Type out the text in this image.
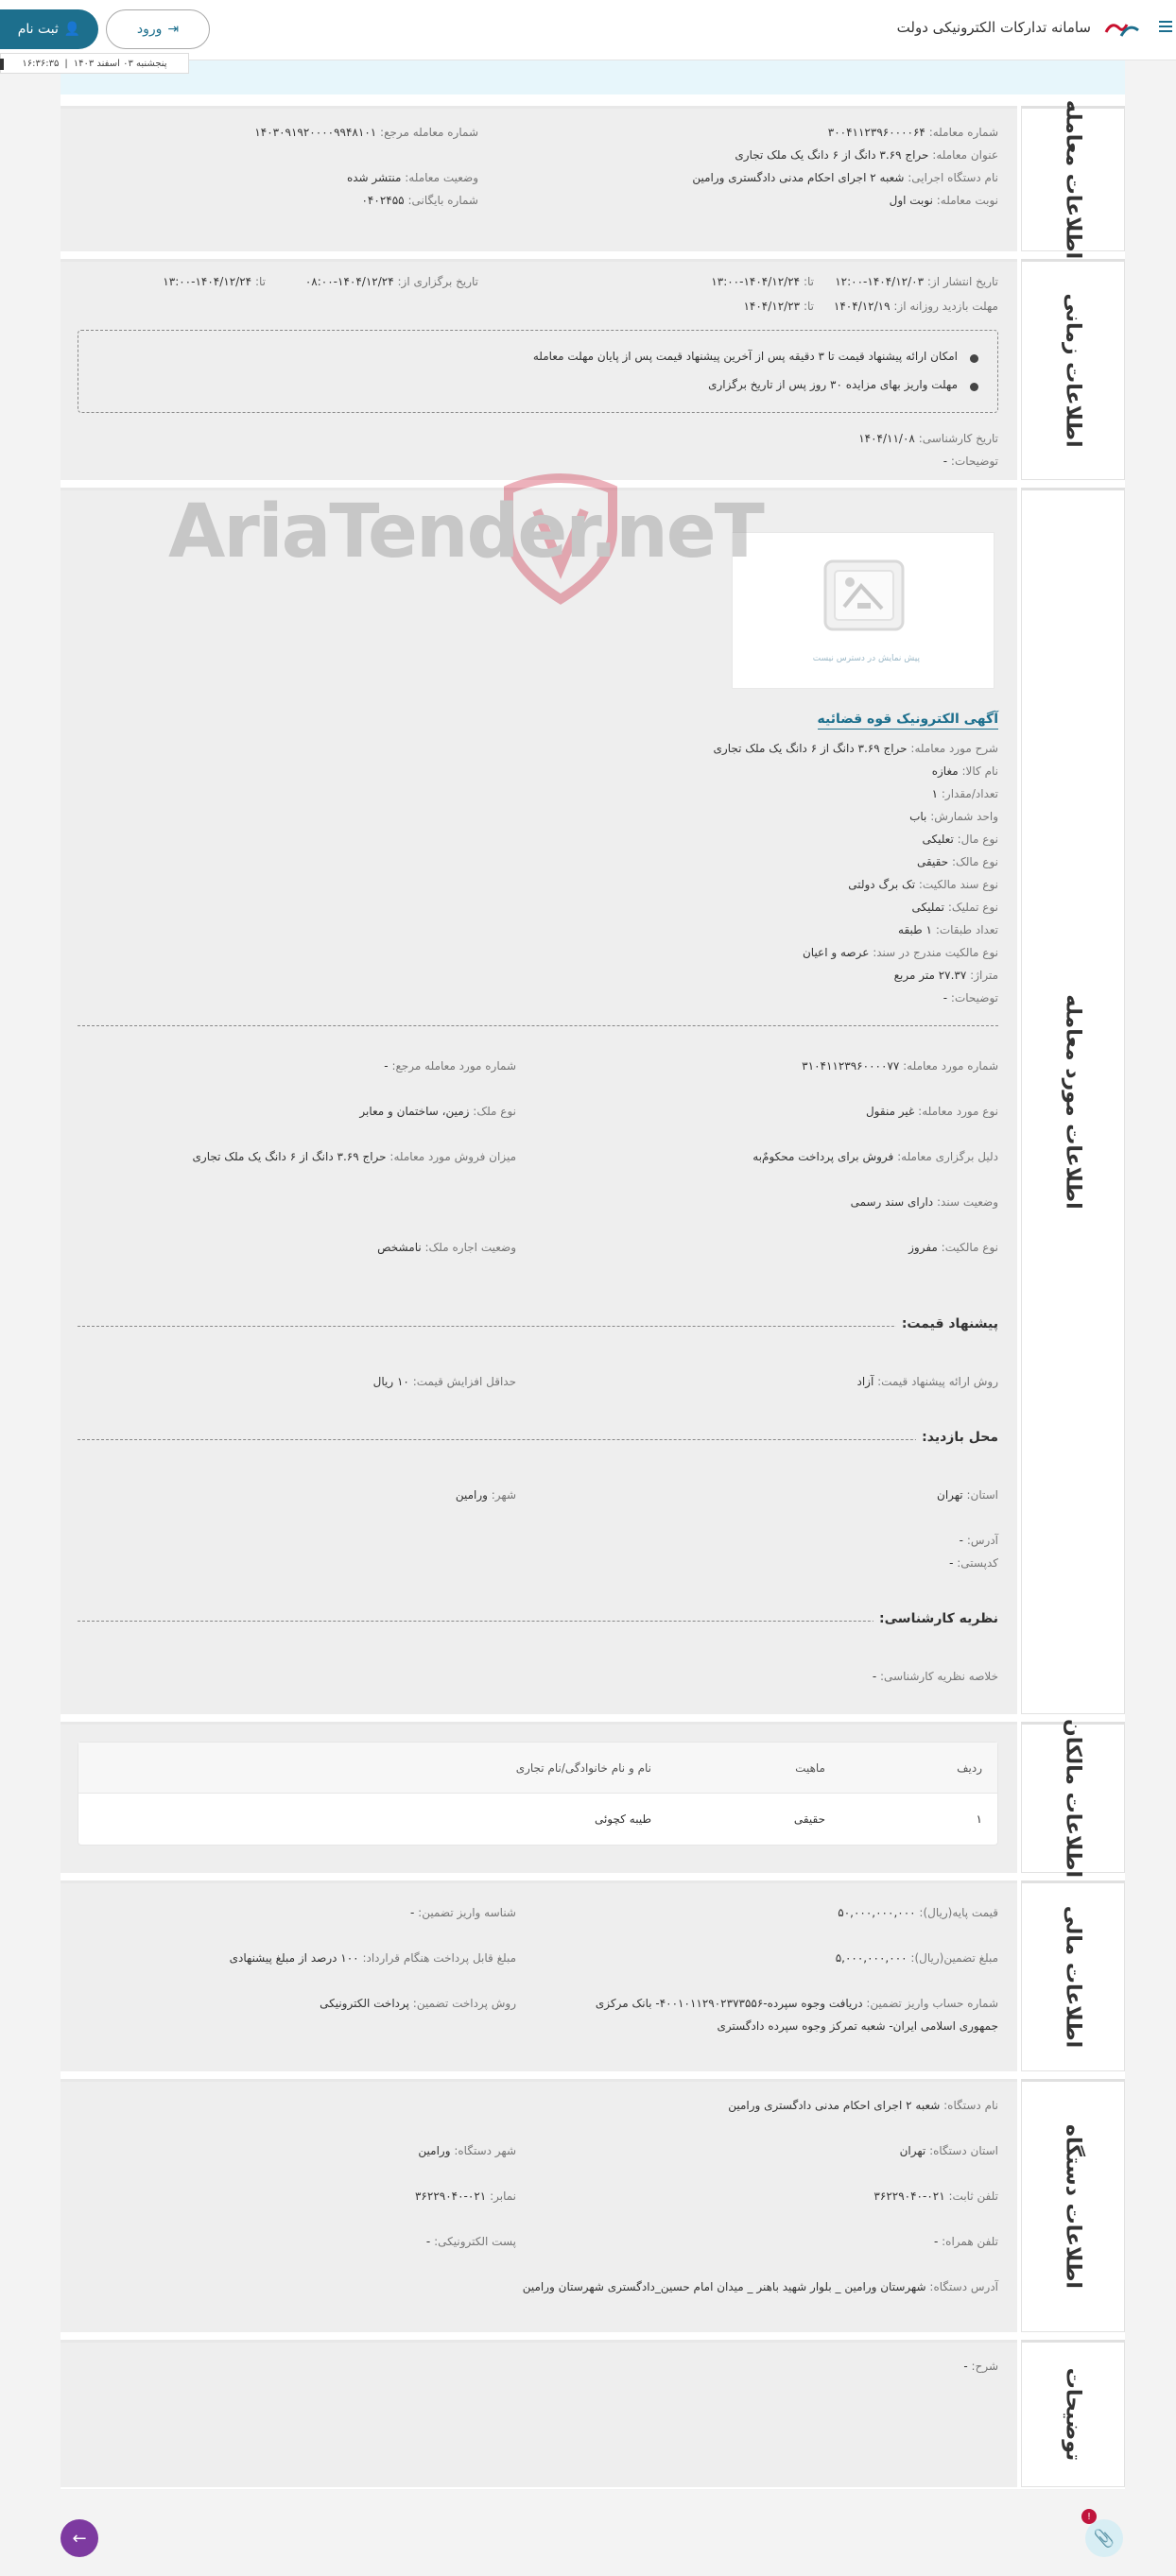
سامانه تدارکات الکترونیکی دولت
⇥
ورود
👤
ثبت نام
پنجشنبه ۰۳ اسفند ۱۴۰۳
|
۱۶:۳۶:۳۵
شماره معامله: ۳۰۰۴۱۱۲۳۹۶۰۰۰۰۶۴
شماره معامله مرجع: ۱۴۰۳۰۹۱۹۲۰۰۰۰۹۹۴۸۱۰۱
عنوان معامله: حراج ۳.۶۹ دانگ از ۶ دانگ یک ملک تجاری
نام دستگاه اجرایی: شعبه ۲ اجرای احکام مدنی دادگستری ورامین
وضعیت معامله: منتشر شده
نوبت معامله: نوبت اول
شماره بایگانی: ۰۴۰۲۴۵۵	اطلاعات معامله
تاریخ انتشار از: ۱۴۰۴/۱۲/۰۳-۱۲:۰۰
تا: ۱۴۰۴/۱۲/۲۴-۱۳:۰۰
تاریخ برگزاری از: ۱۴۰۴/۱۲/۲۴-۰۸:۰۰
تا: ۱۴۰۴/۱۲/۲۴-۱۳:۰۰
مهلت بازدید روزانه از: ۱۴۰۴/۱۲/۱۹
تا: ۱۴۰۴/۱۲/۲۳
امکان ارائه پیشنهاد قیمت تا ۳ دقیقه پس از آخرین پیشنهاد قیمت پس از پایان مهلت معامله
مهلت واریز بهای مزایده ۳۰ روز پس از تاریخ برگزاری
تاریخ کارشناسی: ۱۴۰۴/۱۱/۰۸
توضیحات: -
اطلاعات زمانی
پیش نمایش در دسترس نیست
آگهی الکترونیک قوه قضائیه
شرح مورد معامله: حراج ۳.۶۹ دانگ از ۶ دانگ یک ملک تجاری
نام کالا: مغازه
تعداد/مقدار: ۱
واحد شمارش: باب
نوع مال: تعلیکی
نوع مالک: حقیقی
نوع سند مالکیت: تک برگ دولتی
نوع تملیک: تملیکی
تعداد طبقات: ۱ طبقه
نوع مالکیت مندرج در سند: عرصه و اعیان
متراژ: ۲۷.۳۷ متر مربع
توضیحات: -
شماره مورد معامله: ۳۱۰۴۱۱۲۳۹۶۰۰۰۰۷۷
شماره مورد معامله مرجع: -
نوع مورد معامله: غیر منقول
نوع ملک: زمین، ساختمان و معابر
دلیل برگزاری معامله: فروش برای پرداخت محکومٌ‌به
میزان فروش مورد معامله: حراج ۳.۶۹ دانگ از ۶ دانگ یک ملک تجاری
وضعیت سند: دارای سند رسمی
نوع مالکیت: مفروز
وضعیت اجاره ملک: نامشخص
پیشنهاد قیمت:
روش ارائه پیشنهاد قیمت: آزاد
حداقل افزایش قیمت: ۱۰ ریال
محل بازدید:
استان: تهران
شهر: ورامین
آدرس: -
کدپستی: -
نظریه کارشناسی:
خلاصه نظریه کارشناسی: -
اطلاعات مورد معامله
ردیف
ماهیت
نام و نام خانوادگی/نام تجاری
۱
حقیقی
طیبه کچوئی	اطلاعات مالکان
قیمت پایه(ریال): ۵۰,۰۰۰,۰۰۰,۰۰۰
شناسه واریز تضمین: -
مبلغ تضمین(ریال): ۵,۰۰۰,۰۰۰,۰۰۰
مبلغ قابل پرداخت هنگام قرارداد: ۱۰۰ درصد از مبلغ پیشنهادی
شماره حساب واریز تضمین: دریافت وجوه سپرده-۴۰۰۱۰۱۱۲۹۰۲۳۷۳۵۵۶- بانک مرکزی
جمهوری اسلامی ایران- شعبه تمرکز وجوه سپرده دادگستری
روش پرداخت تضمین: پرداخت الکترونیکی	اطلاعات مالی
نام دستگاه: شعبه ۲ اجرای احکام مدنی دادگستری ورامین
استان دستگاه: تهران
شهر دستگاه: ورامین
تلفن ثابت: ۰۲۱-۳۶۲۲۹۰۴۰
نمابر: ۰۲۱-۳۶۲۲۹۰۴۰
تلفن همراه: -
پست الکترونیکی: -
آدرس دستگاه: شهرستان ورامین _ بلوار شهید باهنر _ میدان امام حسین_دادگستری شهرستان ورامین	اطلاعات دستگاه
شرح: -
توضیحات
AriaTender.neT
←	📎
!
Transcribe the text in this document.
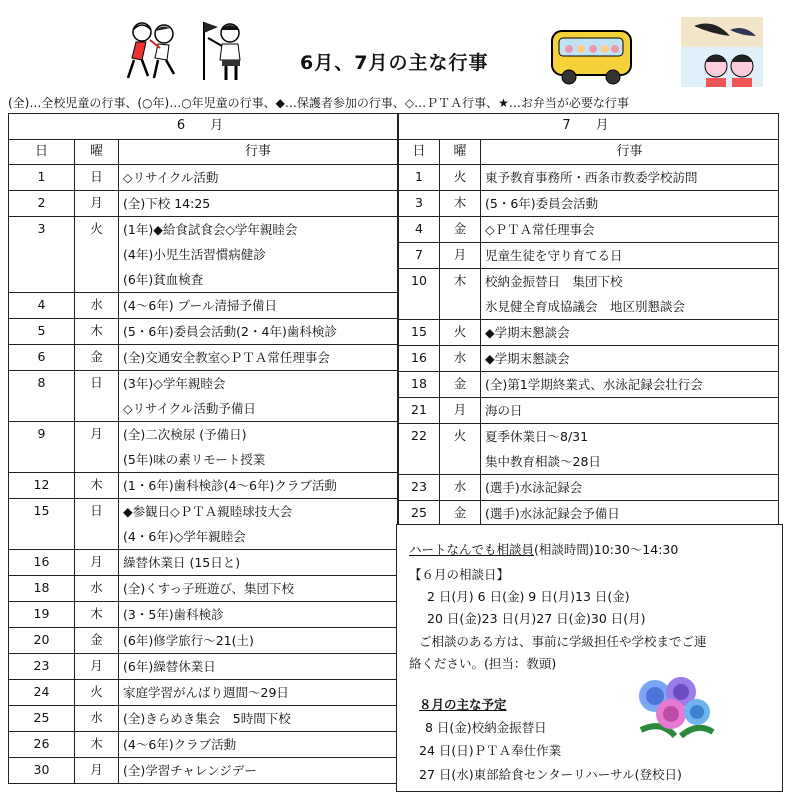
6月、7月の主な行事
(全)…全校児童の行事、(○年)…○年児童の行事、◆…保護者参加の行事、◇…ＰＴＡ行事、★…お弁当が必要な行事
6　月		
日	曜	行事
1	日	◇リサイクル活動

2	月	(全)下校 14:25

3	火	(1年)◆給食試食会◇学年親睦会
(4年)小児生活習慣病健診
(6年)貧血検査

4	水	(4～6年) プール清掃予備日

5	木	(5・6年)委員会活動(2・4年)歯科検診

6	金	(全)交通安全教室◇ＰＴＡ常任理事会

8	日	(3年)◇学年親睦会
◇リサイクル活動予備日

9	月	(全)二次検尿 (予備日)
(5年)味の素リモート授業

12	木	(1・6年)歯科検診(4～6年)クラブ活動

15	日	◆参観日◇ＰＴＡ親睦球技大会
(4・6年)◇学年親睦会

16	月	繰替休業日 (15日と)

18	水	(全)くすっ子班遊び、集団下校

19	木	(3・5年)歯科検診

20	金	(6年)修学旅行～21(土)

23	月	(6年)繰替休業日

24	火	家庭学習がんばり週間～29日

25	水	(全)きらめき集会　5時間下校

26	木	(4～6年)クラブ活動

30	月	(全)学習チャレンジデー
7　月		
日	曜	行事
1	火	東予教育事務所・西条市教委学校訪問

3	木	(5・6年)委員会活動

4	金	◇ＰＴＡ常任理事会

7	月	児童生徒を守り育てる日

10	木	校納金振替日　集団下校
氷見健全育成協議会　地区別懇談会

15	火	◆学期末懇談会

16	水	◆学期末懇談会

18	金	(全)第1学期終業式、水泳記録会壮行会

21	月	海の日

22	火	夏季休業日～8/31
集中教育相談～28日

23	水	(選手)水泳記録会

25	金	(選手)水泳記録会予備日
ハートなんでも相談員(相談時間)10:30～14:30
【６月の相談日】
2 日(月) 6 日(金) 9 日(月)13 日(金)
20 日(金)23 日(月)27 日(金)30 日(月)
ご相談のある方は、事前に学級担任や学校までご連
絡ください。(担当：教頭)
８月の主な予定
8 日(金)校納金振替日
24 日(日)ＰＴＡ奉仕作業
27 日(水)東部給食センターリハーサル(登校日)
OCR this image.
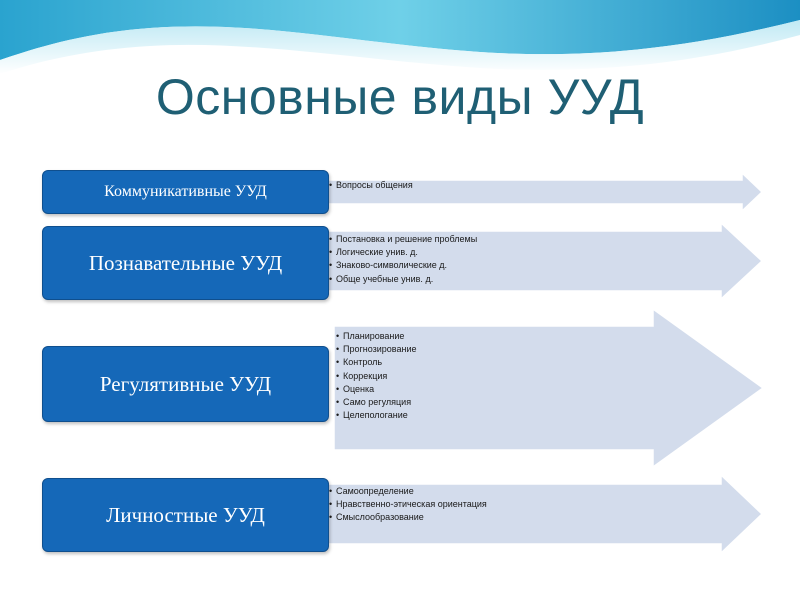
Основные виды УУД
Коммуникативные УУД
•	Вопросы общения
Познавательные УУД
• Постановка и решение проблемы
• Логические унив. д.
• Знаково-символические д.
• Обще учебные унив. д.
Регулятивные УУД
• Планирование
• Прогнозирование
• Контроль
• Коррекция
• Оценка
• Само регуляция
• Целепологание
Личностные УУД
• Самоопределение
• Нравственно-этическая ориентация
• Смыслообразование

# # # # #

_Challenge:_
Find the lines above holding the word "وجوه" and show them.

_Response to the exercise:_
شماره حساب واریز تضمین: دریافت وجوه سپرده-۴۰۰۱۰۱۱۲۹۰۲۳۷۳۵۵۶- بانک مرکزی
جمهوری اسلامی ایران- شعبه تمرکز وجوه سپرده دادگستری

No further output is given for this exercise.